**Problem requirements:**
Leaving out every picture, quote the data below exactly as it appears.

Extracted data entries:
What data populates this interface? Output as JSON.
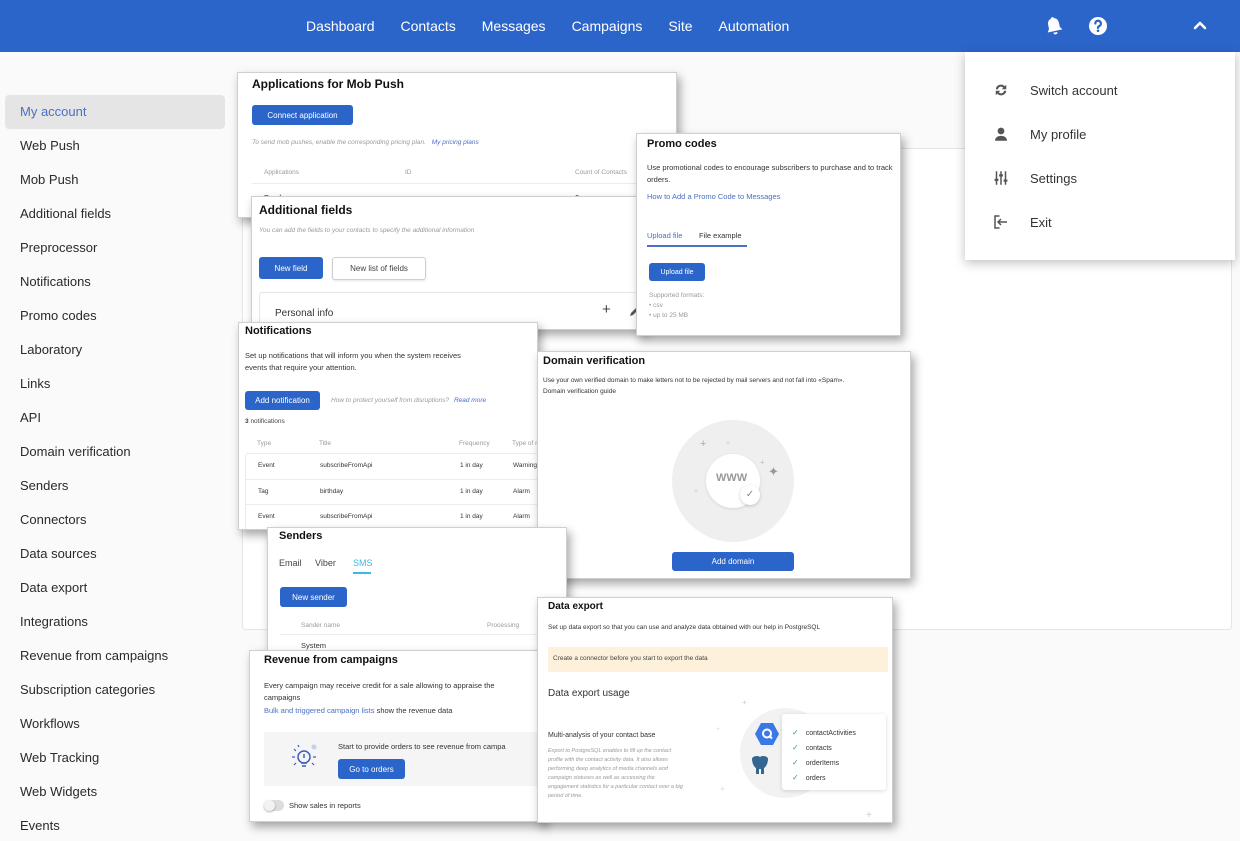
{
  "topbar": {
    "nav": [
      "Dashboard",
      "Contacts",
      "Messages",
      "Campaigns",
      "Site",
      "Automation"
    ],
    "icons": [
      "bell-icon",
      "help-icon",
      "chevron-up-icon"
    ],
    "accent": "#2b65c9"
  },
  "sidebar": {
    "active": "My account",
    "items": [
      "My account",
      "Web Push",
      "Mob Push",
      "Additional fields",
      "Preprocessor",
      "Notifications",
      "Promo codes",
      "Laboratory",
      "Links",
      "API",
      "Domain verification",
      "Senders",
      "Connectors",
      "Data sources",
      "Data export",
      "Integrations",
      "Revenue from campaigns",
      "Subscription categories",
      "Workflows",
      "Web Tracking",
      "Web Widgets",
      "Events"
    ]
  },
  "account_menu": {
    "items": [
      {
        "label": "Switch account",
        "icon": "switch-account-icon"
      },
      {
        "label": "My profile",
        "icon": "user-icon"
      },
      {
        "label": "Settings",
        "icon": "sliders-icon"
      },
      {
        "label": "Exit",
        "icon": "exit-icon"
      }
    ]
  },
  "mob_push": {
    "title": "Applications for Mob Push",
    "button": "Connect application",
    "note": "To send mob pushes, enable the corresponding pricing plan.",
    "note_link": "My pricing plans",
    "columns": [
      "Applications",
      "ID",
      "Count of Contacts"
    ],
    "row": [
      "Purchases",
      "",
      "0"
    ]
  },
  "additional_fields": {
    "title": "Additional fields",
    "subtitle": "You can add the fields to your contacts to specify the additional information",
    "new_field": "New field",
    "new_list": "New list of fields",
    "group": "Personal info",
    "add_icon": "+"
  },
  "promo_codes": {
    "title": "Promo codes",
    "description": "Use promotional codes to encourage subscribers to purchase and to track orders.",
    "link": "How to Add a Promo Code to Messages",
    "tabs": [
      "Upload file",
      "File example"
    ],
    "active_tab": "Upload file",
    "button": "Upload file",
    "formats_title": "Supported formats:",
    "formats": [
      "• csv",
      "• up to 25 MB"
    ]
  },
  "notifications": {
    "title": "Notifications",
    "description_1": "Set up notifications that will inform you when the system receives",
    "description_2": "events that require your attention.",
    "button": "Add notification",
    "hint": "How to protect yourself from disruptions?",
    "hint_link": "Read more",
    "count_num": "3",
    "count_label": "notifications",
    "columns": [
      "Type",
      "Title",
      "Frequency",
      "Type of n"
    ],
    "rows": [
      [
        "Event",
        "subscribeFromApi",
        "1 in day",
        "Warning"
      ],
      [
        "Tag",
        "birthday",
        "1 in day",
        "Alarm"
      ],
      [
        "Event",
        "subscribeFromApi",
        "1 in day",
        "Alarm"
      ]
    ]
  },
  "domain_verification": {
    "title": "Domain verification",
    "description": "Use your own verified domain to make letters not to be rejected by mail servers and not fall into «Spam».",
    "guide": "Domain verification guide",
    "illustration_text": "WWW",
    "button": "Add domain"
  },
  "senders": {
    "title": "Senders",
    "tabs": [
      "Email",
      "Viber",
      "SMS"
    ],
    "active_tab": "SMS",
    "button": "New sender",
    "columns": [
      "Sander name",
      "Processing"
    ],
    "row": "System"
  },
  "revenue": {
    "title": "Revenue from campaigns",
    "description": "Every campaign may receive credit for a sale allowing to appraise the",
    "description_2": "campaigns",
    "link": "Bulk and triggered campaign lists",
    "link_suffix": "show the revenue data",
    "callout": "Start to provide orders to see revenue from campa",
    "button": "Go to orders",
    "toggle_label": "Show sales in reports",
    "toggle_on": false
  },
  "data_export": {
    "title": "Data export",
    "description": "Set up data export so that you can use and analyze data obtained with our help in PostgreSQL",
    "warning": "Create a connector before you start to export the data",
    "usage_title": "Data export usage",
    "subtitle": "Multi-analysis of your contact base",
    "body": [
      "Export to PostgreSQL enables to fill up the contact",
      "profile with the contact activity data. It also allows",
      "performing deep analytics of media channels and",
      "campaign statuses as well as accessing the",
      "engagement statistics for a particular contact over a big",
      "period of time."
    ],
    "tables": [
      "contactActivities",
      "contacts",
      "orderItems",
      "orders"
    ]
  }
}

**Exercise response:**
What data populates this interface? Output as JSON.
{
  "topbar": {
    "nav": [
      "Dashboard",
      "Contacts",
      "Messages",
      "Campaigns",
      "Site",
      "Automation"
    ],
    "icons": [
      "bell-icon",
      "help-icon",
      "chevron-up-icon"
    ],
    "accent": "#2b65c9"
  },
  "sidebar": {
    "active": "My account",
    "items": [
      "My account",
      "Web Push",
      "Mob Push",
      "Additional fields",
      "Preprocessor",
      "Notifications",
      "Promo codes",
      "Laboratory",
      "Links",
      "API",
      "Domain verification",
      "Senders",
      "Connectors",
      "Data sources",
      "Data export",
      "Integrations",
      "Revenue from campaigns",
      "Subscription categories",
      "Workflows",
      "Web Tracking",
      "Web Widgets",
      "Events"
    ]
  },
  "account_menu": {
    "items": [
      {
        "label": "Switch account",
        "icon": "switch-account-icon"
      },
      {
        "label": "My profile",
        "icon": "user-icon"
      },
      {
        "label": "Settings",
        "icon": "sliders-icon"
      },
      {
        "label": "Exit",
        "icon": "exit-icon"
      }
    ]
  },
  "mob_push": {
    "title": "Applications for Mob Push",
    "button": "Connect application",
    "note": "To send mob pushes, enable the corresponding pricing plan.",
    "note_link": "My pricing plans",
    "columns": [
      "Applications",
      "ID",
      "Count of Contacts"
    ],
    "row": [
      "Purchases",
      "",
      "0"
    ]
  },
  "additional_fields": {
    "title": "Additional fields",
    "subtitle": "You can add the fields to your contacts to specify the additional information",
    "new_field": "New field",
    "new_list": "New list of fields",
    "group": "Personal info",
    "add_icon": "+"
  },
  "promo_codes": {
    "title": "Promo codes",
    "description": "Use promotional codes to encourage subscribers to purchase and to track orders.",
    "link": "How to Add a Promo Code to Messages",
    "tabs": [
      "Upload file",
      "File example"
    ],
    "active_tab": "Upload file",
    "button": "Upload file",
    "formats_title": "Supported formats:",
    "formats": [
      "• csv",
      "• up to 25 MB"
    ]
  },
  "notifications": {
    "title": "Notifications",
    "description_1": "Set up notifications that will inform you when the system receives",
    "description_2": "events that require your attention.",
    "button": "Add notification",
    "hint": "How to protect yourself from disruptions?",
    "hint_link": "Read more",
    "count_num": "3",
    "count_label": "notifications",
    "columns": [
      "Type",
      "Title",
      "Frequency",
      "Type of n"
    ],
    "rows": [
      [
        "Event",
        "subscribeFromApi",
        "1 in day",
        "Warning"
      ],
      [
        "Tag",
        "birthday",
        "1 in day",
        "Alarm"
      ],
      [
        "Event",
        "subscribeFromApi",
        "1 in day",
        "Alarm"
      ]
    ]
  },
  "domain_verification": {
    "title": "Domain verification",
    "description": "Use your own verified domain to make letters not to be rejected by mail servers and not fall into «Spam».",
    "guide": "Domain verification guide",
    "illustration_text": "WWW",
    "button": "Add domain"
  },
  "senders": {
    "title": "Senders",
    "tabs": [
      "Email",
      "Viber",
      "SMS"
    ],
    "active_tab": "SMS",
    "button": "New sender",
    "columns": [
      "Sander name",
      "Processing"
    ],
    "row": "System"
  },
  "revenue": {
    "title": "Revenue from campaigns",
    "description": "Every campaign may receive credit for a sale allowing to appraise the",
    "description_2": "campaigns",
    "link": "Bulk and triggered campaign lists",
    "link_suffix": "show the revenue data",
    "callout": "Start to provide orders to see revenue from campa",
    "button": "Go to orders",
    "toggle_label": "Show sales in reports",
    "toggle_on": false
  },
  "data_export": {
    "title": "Data export",
    "description": "Set up data export so that you can use and analyze data obtained with our help in PostgreSQL",
    "warning": "Create a connector before you start to export the data",
    "usage_title": "Data export usage",
    "subtitle": "Multi-analysis of your contact base",
    "body": [
      "Export to PostgreSQL enables to fill up the contact",
      "profile with the contact activity data. It also allows",
      "performing deep analytics of media channels and",
      "campaign statuses as well as accessing the",
      "engagement statistics for a particular contact over a big",
      "period of time."
    ],
    "tables": [
      "contactActivities",
      "contacts",
      "orderItems",
      "orders"
    ]
  }
}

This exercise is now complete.